**EXERCISE PROMPT**
Copy out every line of the material below word for word, but leave out the picture.

**INFORMATION SUPPLIED**

• • • • • • •

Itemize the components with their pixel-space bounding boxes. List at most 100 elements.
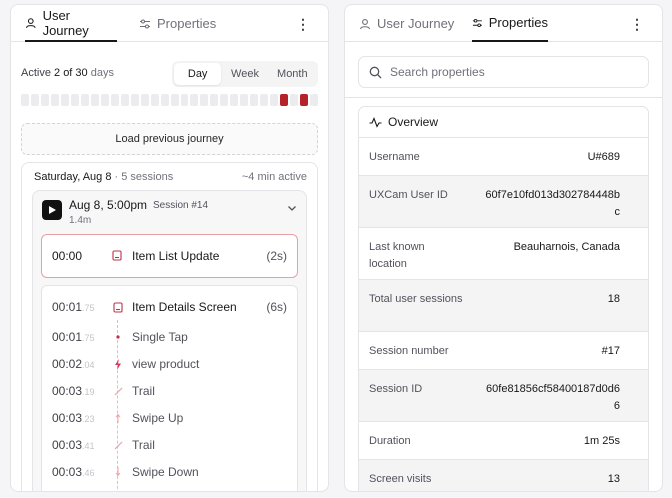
event-label: Item Details Screen <box>132 300 237 314</box>
active-duration: ~4 min active <box>241 171 307 183</box>
tab-label: Properties <box>488 15 548 30</box>
property-key: Screen visits <box>369 473 432 485</box>
day-cell[interactable] <box>160 94 169 106</box>
event-time: 00:03.46 <box>52 465 95 479</box>
day-cell[interactable] <box>240 94 249 106</box>
day-cell[interactable] <box>40 94 49 106</box>
more-options-icon[interactable]: ⋮ <box>628 15 646 33</box>
event-duration: (6s) <box>266 300 287 314</box>
day-cell[interactable] <box>50 94 59 106</box>
day-cell[interactable] <box>120 94 129 106</box>
property-value: 18 <box>607 293 620 305</box>
event-row[interactable]: 00:03.46 Swipe Down <box>42 461 297 483</box>
day-cell[interactable] <box>210 94 219 106</box>
arrow-up-icon <box>112 411 124 425</box>
property-value: 13 <box>607 473 620 485</box>
property-list: Username U#689 UXCam User ID 60f7e10fd013d3… <box>359 138 648 491</box>
property-row: Last known location Beauharnois, Canada <box>359 228 648 280</box>
activity-icon <box>369 116 382 128</box>
day-cell[interactable] <box>190 94 199 106</box>
day-date: Saturday, Aug 8 <box>34 171 112 183</box>
activity-day-bar <box>21 94 319 106</box>
screen-icon <box>112 250 122 264</box>
tab-user-journey[interactable]: User Journey <box>25 5 117 42</box>
property-value: 60fe81856cf58400187d0d66 <box>486 383 620 412</box>
dot-icon <box>112 330 124 344</box>
day-cell[interactable] <box>60 94 69 106</box>
sliders-icon <box>140 19 150 28</box>
play-icon[interactable] <box>42 200 62 220</box>
day-cell[interactable] <box>170 94 179 106</box>
day-cell[interactable] <box>150 94 159 106</box>
day-cell[interactable] <box>180 94 189 106</box>
event-row[interactable]: 00:01.75 Single Tap <box>42 326 297 348</box>
active-day-cell[interactable] <box>300 94 309 106</box>
day-cell[interactable] <box>21 94 29 106</box>
event-row[interactable]: 00:03.19 Trail <box>42 380 297 402</box>
range-week-button[interactable]: Week <box>221 63 268 85</box>
overview-card: Overview Username U#689 UXCam User ID 60f7e… <box>358 106 649 491</box>
tab-properties[interactable]: Properties <box>139 5 216 42</box>
user-journey-panel: User Journey Properties ⋮ Active 2 of 30… <box>10 4 329 492</box>
property-value: Beauharnois, Canada <box>513 241 620 253</box>
range-month-button[interactable]: Month <box>269 63 316 85</box>
properties-panel: User Journey Properties ⋮ Overview Usern… <box>344 4 663 492</box>
property-value: U#689 <box>587 151 620 163</box>
overview-header: Overview <box>359 107 648 138</box>
range-selector: Day Week Month <box>172 61 318 87</box>
search-box <box>358 56 649 88</box>
day-cell[interactable] <box>130 94 139 106</box>
screen-event-group: 00:01.75 Item Details Screen (6s) 00:01.… <box>41 285 298 491</box>
day-cell[interactable] <box>290 94 299 106</box>
sliders-icon <box>472 18 482 27</box>
chevron-down-icon[interactable] <box>286 202 298 214</box>
day-cell[interactable] <box>110 94 119 106</box>
active-day-cell[interactable] <box>280 94 289 106</box>
day-cell[interactable] <box>100 94 109 106</box>
event-time: 00:03.23 <box>52 411 95 425</box>
day-cell[interactable] <box>90 94 99 106</box>
event-label: Item List Update <box>132 249 220 263</box>
tab-label: User Journey <box>377 16 455 31</box>
property-key: Last known location <box>369 241 425 270</box>
day-cell[interactable] <box>230 94 239 106</box>
tab-user-journey[interactable]: User Journey <box>359 5 454 42</box>
day-cell[interactable] <box>80 94 89 106</box>
session-count: · 5 sessions <box>111 171 174 183</box>
more-options-icon[interactable]: ⋮ <box>294 15 312 33</box>
day-cell[interactable] <box>220 94 229 106</box>
event-item-list-update[interactable]: 00:00 Item List Update (2s) <box>41 234 298 278</box>
search-input[interactable] <box>390 65 630 79</box>
property-row: Screen visits 13 <box>359 460 648 491</box>
property-key: Username <box>369 151 420 163</box>
property-key: Duration <box>369 435 411 447</box>
event-row[interactable]: 00:03.23 Swipe Up <box>42 407 297 429</box>
event-duration: (2s) <box>266 249 287 263</box>
day-cell[interactable] <box>270 94 279 106</box>
day-cell[interactable] <box>250 94 259 106</box>
day-cell[interactable] <box>140 94 149 106</box>
day-cell[interactable] <box>310 94 319 106</box>
event-label: view product <box>132 357 200 371</box>
trail-icon <box>112 384 124 398</box>
tab-bar: User Journey Properties ⋮ <box>11 5 328 42</box>
event-row[interactable]: 00:03.41 Trail <box>42 434 297 456</box>
property-key: UXCam User ID <box>369 189 448 201</box>
day-cell[interactable] <box>200 94 209 106</box>
day-card: Saturday, Aug 8 · 5 sessions ~4 min acti… <box>21 162 318 491</box>
day-cell[interactable] <box>30 94 39 106</box>
tab-properties[interactable]: Properties <box>472 5 548 42</box>
event-time: 00:00 <box>52 249 83 263</box>
event-row[interactable]: 00:02.04 view product <box>42 353 297 375</box>
property-row: Total user sessions 18 <box>359 280 648 332</box>
trail-icon <box>112 438 124 452</box>
property-key: Total user sessions <box>369 293 463 305</box>
range-day-button[interactable]: Day <box>174 63 222 85</box>
load-previous-journey-button[interactable]: Load previous journey <box>21 123 318 155</box>
activity-summary: Active 2 of 30 days Day Week Month <box>21 61 318 87</box>
event-item-details-screen[interactable]: 00:01.75 Item Details Screen (6s) <box>42 296 297 318</box>
tab-bar: User Journey Properties ⋮ <box>345 5 662 42</box>
day-cell[interactable] <box>260 94 269 106</box>
active-days-text: Active 2 of 30 days <box>21 67 114 79</box>
day-cell[interactable] <box>70 94 79 106</box>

• • • • • • •

**EXERCISE RESULT**
Itemize the components with their pixel-space bounding boxes. List at most 100 elements.
event-label: Item Details Screen <box>132 300 237 314</box>
active-duration: ~4 min active <box>241 171 307 183</box>
tab-label: Properties <box>488 15 548 30</box>
property-key: Screen visits <box>369 473 432 485</box>
day-cell[interactable] <box>160 94 169 106</box>
event-time: 00:03.46 <box>52 465 95 479</box>
day-cell[interactable] <box>240 94 249 106</box>
day-cell[interactable] <box>40 94 49 106</box>
more-options-icon[interactable]: ⋮ <box>628 15 646 33</box>
event-duration: (6s) <box>266 300 287 314</box>
day-cell[interactable] <box>50 94 59 106</box>
day-cell[interactable] <box>120 94 129 106</box>
property-value: 18 <box>607 293 620 305</box>
event-row[interactable]: 00:03.46 Swipe Down <box>42 461 297 483</box>
day-cell[interactable] <box>210 94 219 106</box>
arrow-up-icon <box>112 411 124 425</box>
property-value: 13 <box>607 473 620 485</box>
property-list: Username U#689 UXCam User ID 60f7e10fd013d3… <box>359 138 648 491</box>
property-row: Last known location Beauharnois, Canada <box>359 228 648 280</box>
activity-icon <box>369 116 382 128</box>
day-cell[interactable] <box>190 94 199 106</box>
day-date: Saturday, Aug 8 <box>34 171 112 183</box>
activity-day-bar <box>21 94 319 106</box>
screen-icon <box>112 250 122 264</box>
tab-user-journey[interactable]: User Journey <box>25 5 117 42</box>
property-value: 60fe81856cf58400187d0d66 <box>486 383 620 412</box>
dot-icon <box>112 330 124 344</box>
day-cell[interactable] <box>60 94 69 106</box>
sliders-icon <box>140 19 150 28</box>
play-icon[interactable] <box>42 200 62 220</box>
day-cell[interactable] <box>170 94 179 106</box>
day-cell[interactable] <box>150 94 159 106</box>
day-cell[interactable] <box>180 94 189 106</box>
event-row[interactable]: 00:01.75 Single Tap <box>42 326 297 348</box>
active-day-cell[interactable] <box>300 94 309 106</box>
day-cell[interactable] <box>21 94 29 106</box>
event-row[interactable]: 00:03.19 Trail <box>42 380 297 402</box>
range-week-button[interactable]: Week <box>221 63 268 85</box>
overview-card: Overview Username U#689 UXCam User ID 60f7e… <box>358 106 649 491</box>
tab-properties[interactable]: Properties <box>139 5 216 42</box>
user-journey-panel: User Journey Properties ⋮ Active 2 of 30… <box>10 4 329 492</box>
property-value: Beauharnois, Canada <box>513 241 620 253</box>
range-month-button[interactable]: Month <box>269 63 316 85</box>
properties-panel: User Journey Properties ⋮ Overview Usern… <box>344 4 663 492</box>
property-value: U#689 <box>587 151 620 163</box>
overview-header: Overview <box>359 107 648 138</box>
range-selector: Day Week Month <box>172 61 318 87</box>
search-box <box>358 56 649 88</box>
day-cell[interactable] <box>130 94 139 106</box>
screen-event-group: 00:01.75 Item Details Screen (6s) 00:01.… <box>41 285 298 491</box>
day-cell[interactable] <box>290 94 299 106</box>
sliders-icon <box>472 18 482 27</box>
chevron-down-icon[interactable] <box>286 202 298 214</box>
day-cell[interactable] <box>110 94 119 106</box>
active-day-cell[interactable] <box>280 94 289 106</box>
day-cell[interactable] <box>100 94 109 106</box>
event-time: 00:03.23 <box>52 411 95 425</box>
day-cell[interactable] <box>90 94 99 106</box>
event-label: Item List Update <box>132 249 220 263</box>
tab-label: User Journey <box>377 16 455 31</box>
property-key: Last known location <box>369 241 425 270</box>
day-cell[interactable] <box>230 94 239 106</box>
tab-user-journey[interactable]: User Journey <box>359 5 454 42</box>
day-cell[interactable] <box>80 94 89 106</box>
session-count: · 5 sessions <box>111 171 174 183</box>
more-options-icon[interactable]: ⋮ <box>294 15 312 33</box>
day-cell[interactable] <box>220 94 229 106</box>
event-item-list-update[interactable]: 00:00 Item List Update (2s) <box>41 234 298 278</box>
search-input[interactable] <box>390 65 630 79</box>
property-row: Screen visits 13 <box>359 460 648 491</box>
property-key: Username <box>369 151 420 163</box>
property-key: Duration <box>369 435 411 447</box>
event-row[interactable]: 00:03.23 Swipe Up <box>42 407 297 429</box>
event-duration: (2s) <box>266 249 287 263</box>
day-cell[interactable] <box>270 94 279 106</box>
day-cell[interactable] <box>250 94 259 106</box>
day-cell[interactable] <box>140 94 149 106</box>
day-cell[interactable] <box>310 94 319 106</box>
event-label: view product <box>132 357 200 371</box>
trail-icon <box>112 384 124 398</box>
tab-bar: User Journey Properties ⋮ <box>11 5 328 42</box>
event-row[interactable]: 00:03.41 Trail <box>42 434 297 456</box>
property-key: UXCam User ID <box>369 189 448 201</box>
day-cell[interactable] <box>200 94 209 106</box>
day-card: Saturday, Aug 8 · 5 sessions ~4 min acti… <box>21 162 318 491</box>
day-cell[interactable] <box>30 94 39 106</box>
tab-properties[interactable]: Properties <box>472 5 548 42</box>
event-time: 00:00 <box>52 249 83 263</box>
event-row[interactable]: 00:02.04 view product <box>42 353 297 375</box>
property-row: Total user sessions 18 <box>359 280 648 332</box>
trail-icon <box>112 438 124 452</box>
property-key: Total user sessions <box>369 293 463 305</box>
range-day-button[interactable]: Day <box>174 63 222 85</box>
load-previous-journey-button[interactable]: Load previous journey <box>21 123 318 155</box>
activity-summary: Active 2 of 30 days Day Week Month <box>21 61 318 87</box>
event-item-details-screen[interactable]: 00:01.75 Item Details Screen (6s) <box>42 296 297 318</box>
tab-bar: User Journey Properties ⋮ <box>345 5 662 42</box>
day-cell[interactable] <box>260 94 269 106</box>
active-days-text: Active 2 of 30 days <box>21 67 114 79</box>
day-cell[interactable] <box>70 94 79 106</box>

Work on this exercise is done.